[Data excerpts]
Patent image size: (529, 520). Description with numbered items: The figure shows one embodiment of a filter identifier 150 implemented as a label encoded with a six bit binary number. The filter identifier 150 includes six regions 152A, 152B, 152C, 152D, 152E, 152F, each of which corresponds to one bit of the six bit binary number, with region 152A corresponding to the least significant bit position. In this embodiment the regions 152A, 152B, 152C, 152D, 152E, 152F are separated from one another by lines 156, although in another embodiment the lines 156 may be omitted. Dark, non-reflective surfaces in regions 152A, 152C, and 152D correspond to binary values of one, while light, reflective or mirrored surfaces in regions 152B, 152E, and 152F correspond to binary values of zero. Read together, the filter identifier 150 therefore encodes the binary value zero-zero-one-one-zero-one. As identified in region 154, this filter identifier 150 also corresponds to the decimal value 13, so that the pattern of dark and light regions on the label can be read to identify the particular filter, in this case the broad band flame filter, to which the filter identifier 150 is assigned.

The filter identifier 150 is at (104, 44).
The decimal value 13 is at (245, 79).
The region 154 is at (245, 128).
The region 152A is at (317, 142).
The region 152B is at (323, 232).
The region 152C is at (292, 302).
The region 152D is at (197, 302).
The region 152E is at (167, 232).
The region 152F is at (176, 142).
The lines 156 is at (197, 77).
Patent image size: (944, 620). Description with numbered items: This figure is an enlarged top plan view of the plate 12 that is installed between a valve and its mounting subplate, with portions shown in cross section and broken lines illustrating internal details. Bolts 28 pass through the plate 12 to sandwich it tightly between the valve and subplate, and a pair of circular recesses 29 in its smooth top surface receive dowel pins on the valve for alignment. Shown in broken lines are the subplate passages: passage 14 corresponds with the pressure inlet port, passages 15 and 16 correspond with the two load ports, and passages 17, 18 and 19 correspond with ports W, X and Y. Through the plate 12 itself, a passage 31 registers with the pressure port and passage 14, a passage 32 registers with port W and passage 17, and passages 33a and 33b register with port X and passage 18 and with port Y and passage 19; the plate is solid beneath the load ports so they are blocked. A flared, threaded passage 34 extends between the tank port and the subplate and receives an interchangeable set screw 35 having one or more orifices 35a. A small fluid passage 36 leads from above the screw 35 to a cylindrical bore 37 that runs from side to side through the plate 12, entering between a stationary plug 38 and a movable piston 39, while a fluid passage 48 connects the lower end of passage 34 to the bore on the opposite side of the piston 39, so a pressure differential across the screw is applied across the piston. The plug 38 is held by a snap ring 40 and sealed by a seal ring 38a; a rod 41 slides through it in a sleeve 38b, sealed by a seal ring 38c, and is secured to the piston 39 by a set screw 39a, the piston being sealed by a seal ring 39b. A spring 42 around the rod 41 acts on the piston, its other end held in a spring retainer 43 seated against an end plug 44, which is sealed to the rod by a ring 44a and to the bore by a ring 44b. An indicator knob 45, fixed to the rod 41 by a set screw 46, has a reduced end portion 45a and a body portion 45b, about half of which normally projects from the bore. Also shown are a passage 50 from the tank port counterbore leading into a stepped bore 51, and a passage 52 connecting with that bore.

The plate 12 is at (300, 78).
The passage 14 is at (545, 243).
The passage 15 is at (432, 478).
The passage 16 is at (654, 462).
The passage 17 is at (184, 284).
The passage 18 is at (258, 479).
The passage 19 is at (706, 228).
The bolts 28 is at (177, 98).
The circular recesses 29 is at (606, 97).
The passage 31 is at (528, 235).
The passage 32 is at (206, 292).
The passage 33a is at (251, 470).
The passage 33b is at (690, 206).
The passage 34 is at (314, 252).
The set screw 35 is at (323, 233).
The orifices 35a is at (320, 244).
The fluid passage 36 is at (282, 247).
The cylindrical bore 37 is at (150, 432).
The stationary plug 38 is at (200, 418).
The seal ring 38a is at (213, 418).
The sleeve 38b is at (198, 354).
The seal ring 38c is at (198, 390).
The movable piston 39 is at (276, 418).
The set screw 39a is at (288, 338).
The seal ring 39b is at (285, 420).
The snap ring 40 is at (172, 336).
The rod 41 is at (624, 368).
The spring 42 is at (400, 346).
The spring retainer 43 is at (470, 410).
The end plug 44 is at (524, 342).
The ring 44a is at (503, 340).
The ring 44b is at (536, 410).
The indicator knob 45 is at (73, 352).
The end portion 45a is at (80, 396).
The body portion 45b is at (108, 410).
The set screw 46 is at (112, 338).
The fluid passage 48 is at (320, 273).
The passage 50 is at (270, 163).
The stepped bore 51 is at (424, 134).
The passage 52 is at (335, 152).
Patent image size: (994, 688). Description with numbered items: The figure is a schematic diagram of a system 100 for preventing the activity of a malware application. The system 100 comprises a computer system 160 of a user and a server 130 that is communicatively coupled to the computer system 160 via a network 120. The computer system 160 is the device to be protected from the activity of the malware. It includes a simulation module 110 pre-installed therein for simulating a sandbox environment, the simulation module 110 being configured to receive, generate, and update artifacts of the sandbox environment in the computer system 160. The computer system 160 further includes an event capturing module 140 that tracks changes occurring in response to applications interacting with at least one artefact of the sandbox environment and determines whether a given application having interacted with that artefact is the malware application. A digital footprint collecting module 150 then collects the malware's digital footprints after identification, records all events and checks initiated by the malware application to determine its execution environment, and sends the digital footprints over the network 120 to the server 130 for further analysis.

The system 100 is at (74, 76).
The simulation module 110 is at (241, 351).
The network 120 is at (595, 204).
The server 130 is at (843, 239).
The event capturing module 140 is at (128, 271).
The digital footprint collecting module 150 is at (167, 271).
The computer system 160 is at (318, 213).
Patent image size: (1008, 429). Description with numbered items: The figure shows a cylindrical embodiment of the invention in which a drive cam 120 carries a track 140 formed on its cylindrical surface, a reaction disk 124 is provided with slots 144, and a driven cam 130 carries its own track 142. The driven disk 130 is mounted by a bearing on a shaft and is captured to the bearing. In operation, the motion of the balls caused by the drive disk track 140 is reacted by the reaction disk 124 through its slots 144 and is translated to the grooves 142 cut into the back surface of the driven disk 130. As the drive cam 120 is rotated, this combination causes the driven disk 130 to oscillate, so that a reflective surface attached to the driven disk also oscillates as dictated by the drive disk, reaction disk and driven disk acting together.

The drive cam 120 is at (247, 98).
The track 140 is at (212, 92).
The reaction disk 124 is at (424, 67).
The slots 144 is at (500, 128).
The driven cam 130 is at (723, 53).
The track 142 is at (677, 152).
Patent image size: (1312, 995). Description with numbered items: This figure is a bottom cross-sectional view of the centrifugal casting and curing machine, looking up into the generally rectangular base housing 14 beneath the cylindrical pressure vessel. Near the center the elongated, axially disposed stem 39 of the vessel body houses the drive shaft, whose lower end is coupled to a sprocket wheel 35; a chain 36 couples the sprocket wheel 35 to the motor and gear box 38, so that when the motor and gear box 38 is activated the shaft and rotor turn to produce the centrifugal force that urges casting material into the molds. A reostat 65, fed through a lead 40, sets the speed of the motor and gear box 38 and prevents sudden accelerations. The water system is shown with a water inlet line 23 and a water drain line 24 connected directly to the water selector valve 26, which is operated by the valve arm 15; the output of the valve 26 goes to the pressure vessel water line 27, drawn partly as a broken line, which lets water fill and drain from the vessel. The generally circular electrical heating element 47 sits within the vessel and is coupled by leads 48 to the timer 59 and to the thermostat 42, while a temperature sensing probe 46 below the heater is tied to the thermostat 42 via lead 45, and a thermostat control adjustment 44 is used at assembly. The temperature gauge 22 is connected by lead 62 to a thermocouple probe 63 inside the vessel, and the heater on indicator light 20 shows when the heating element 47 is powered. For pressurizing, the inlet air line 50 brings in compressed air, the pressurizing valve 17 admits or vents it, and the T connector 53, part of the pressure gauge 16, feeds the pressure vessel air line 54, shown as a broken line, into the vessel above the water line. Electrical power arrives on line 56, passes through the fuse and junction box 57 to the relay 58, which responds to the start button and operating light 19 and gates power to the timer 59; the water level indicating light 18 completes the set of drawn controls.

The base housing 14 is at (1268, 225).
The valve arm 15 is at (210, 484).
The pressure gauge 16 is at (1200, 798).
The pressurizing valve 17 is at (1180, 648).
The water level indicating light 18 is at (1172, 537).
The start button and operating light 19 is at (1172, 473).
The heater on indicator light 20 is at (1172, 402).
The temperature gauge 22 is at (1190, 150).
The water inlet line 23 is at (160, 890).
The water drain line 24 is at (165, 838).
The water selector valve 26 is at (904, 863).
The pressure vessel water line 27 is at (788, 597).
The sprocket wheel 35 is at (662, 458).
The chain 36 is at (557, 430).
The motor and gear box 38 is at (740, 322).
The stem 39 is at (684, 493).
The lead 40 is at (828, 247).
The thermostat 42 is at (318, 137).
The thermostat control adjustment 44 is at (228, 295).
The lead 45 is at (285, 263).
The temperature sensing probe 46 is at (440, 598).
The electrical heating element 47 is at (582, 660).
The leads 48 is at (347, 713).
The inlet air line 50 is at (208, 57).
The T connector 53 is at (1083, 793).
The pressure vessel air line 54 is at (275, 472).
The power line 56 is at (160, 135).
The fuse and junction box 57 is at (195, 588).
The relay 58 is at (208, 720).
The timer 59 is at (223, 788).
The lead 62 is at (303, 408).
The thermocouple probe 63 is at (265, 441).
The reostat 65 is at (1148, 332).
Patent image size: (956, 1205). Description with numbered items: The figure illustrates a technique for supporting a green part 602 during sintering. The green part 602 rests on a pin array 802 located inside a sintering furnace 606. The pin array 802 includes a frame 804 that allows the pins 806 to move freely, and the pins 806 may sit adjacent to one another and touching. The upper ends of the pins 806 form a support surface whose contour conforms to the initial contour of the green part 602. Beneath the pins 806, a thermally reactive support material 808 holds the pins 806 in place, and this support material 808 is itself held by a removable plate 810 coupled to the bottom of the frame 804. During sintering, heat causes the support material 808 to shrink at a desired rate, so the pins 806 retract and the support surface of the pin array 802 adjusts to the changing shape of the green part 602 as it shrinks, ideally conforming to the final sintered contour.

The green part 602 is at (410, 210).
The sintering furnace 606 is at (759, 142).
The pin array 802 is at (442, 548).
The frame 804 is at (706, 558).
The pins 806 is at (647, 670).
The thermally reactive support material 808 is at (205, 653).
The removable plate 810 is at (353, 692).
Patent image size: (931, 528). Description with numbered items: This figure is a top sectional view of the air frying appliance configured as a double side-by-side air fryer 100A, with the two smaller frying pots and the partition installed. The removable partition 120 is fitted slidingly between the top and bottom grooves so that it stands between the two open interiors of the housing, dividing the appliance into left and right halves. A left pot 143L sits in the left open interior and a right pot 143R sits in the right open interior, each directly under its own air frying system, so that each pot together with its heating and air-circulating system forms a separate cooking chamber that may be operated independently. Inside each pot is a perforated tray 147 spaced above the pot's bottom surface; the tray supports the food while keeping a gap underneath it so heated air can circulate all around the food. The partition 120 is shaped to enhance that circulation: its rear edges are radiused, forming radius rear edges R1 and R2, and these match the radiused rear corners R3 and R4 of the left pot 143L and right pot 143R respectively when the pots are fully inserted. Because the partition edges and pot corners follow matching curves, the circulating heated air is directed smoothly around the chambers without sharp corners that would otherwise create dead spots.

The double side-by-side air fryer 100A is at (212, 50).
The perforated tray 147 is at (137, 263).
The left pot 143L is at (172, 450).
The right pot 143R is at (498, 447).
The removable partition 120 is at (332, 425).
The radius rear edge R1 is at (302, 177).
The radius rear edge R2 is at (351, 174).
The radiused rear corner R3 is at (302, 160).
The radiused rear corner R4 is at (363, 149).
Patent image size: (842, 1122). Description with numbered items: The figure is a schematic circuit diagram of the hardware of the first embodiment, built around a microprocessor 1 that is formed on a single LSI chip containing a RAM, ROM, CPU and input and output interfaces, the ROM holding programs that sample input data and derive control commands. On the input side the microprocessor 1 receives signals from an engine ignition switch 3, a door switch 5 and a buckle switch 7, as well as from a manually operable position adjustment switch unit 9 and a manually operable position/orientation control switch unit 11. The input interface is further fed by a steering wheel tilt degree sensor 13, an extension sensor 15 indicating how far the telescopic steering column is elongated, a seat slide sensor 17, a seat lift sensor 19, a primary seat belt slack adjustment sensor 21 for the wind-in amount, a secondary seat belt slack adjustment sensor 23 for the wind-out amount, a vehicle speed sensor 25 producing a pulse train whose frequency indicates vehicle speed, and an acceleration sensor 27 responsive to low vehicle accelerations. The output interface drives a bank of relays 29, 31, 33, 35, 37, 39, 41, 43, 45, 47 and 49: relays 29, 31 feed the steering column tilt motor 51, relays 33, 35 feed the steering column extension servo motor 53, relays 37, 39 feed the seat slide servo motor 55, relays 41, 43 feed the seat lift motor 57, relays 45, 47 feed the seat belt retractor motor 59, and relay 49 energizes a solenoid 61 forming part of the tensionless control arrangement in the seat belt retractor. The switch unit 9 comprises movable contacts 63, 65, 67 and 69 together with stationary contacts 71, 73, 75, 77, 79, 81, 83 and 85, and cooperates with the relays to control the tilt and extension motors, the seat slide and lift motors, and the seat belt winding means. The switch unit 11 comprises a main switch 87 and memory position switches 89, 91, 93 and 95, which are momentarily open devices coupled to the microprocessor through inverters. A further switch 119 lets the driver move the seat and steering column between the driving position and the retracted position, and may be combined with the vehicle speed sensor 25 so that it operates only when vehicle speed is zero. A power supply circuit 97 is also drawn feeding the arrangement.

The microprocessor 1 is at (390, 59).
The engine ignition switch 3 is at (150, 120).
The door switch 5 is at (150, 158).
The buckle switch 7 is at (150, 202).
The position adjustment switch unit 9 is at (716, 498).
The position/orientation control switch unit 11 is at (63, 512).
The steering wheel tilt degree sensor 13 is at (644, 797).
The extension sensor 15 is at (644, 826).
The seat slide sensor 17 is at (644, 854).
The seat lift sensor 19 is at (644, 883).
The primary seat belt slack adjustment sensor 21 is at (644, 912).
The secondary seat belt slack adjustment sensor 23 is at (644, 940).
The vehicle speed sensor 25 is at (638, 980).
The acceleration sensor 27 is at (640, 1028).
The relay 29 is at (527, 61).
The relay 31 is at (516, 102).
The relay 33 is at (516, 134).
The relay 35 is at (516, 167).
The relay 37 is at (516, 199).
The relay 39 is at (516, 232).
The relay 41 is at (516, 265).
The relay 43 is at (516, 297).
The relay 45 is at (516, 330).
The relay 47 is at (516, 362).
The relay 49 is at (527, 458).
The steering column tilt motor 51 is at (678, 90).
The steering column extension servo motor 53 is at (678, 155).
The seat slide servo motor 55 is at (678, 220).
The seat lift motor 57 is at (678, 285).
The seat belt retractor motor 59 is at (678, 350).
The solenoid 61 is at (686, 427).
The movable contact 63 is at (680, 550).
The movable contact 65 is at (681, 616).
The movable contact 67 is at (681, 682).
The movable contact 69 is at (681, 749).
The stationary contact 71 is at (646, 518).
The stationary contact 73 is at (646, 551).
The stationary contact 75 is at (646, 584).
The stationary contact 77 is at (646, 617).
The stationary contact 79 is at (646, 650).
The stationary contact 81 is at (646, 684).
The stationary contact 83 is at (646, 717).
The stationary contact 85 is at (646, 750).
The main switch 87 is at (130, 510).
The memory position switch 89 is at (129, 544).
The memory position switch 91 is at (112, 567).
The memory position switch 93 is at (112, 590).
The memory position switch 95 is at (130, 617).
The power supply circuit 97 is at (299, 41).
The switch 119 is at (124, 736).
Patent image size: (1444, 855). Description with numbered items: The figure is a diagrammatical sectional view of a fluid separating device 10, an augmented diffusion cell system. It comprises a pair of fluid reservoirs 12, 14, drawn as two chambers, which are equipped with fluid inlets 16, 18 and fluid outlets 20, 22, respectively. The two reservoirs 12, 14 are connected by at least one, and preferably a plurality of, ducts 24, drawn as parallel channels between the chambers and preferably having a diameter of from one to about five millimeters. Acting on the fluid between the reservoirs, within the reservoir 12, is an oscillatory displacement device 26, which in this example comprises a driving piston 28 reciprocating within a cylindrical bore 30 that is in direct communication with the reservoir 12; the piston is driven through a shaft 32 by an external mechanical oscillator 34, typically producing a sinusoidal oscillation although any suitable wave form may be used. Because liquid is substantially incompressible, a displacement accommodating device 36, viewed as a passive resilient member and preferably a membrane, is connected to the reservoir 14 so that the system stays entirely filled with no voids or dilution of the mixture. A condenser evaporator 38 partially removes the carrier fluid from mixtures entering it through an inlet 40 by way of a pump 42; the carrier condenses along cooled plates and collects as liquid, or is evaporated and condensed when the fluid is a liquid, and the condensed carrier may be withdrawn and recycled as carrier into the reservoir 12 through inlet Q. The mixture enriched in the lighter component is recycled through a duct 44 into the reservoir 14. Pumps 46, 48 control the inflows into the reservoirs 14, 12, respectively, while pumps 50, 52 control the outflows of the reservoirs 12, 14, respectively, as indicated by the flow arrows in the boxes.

> [Written task]
Copy out the data lines word for word, starting at the line that contains "Patent image size: (1008, 429)." and ending at the line that contains "The slots 144 is at (500, 128).".

> [Exercise response]
Patent image size: (1008, 429). Description with numbered items: The figure shows a cylindrical embodiment of the invention in which a drive cam 120 carries a track 140 formed on its cylindrical surface, a reaction disk 124 is provided with slots 144, and a driven cam 130 carries its own track 142. The driven disk 130 is mounted by a bearing on a shaft and is captured to the bearing. In operation, the motion of the balls caused by the drive disk track 140 is reacted by the reaction disk 124 through its slots 144 and is translated to the grooves 142 cut into the back surface of the driven disk 130. As the drive cam 120 is rotated, this combination causes the driven disk 130 to oscillate, so that a reflective surface attached to the driven disk also oscillates as dictated by the drive disk, reaction disk and driven disk acting together.

The drive cam 120 is at (247, 98).
The track 140 is at (212, 92).
The reaction disk 124 is at (424, 67).
The slots 144 is at (500, 128).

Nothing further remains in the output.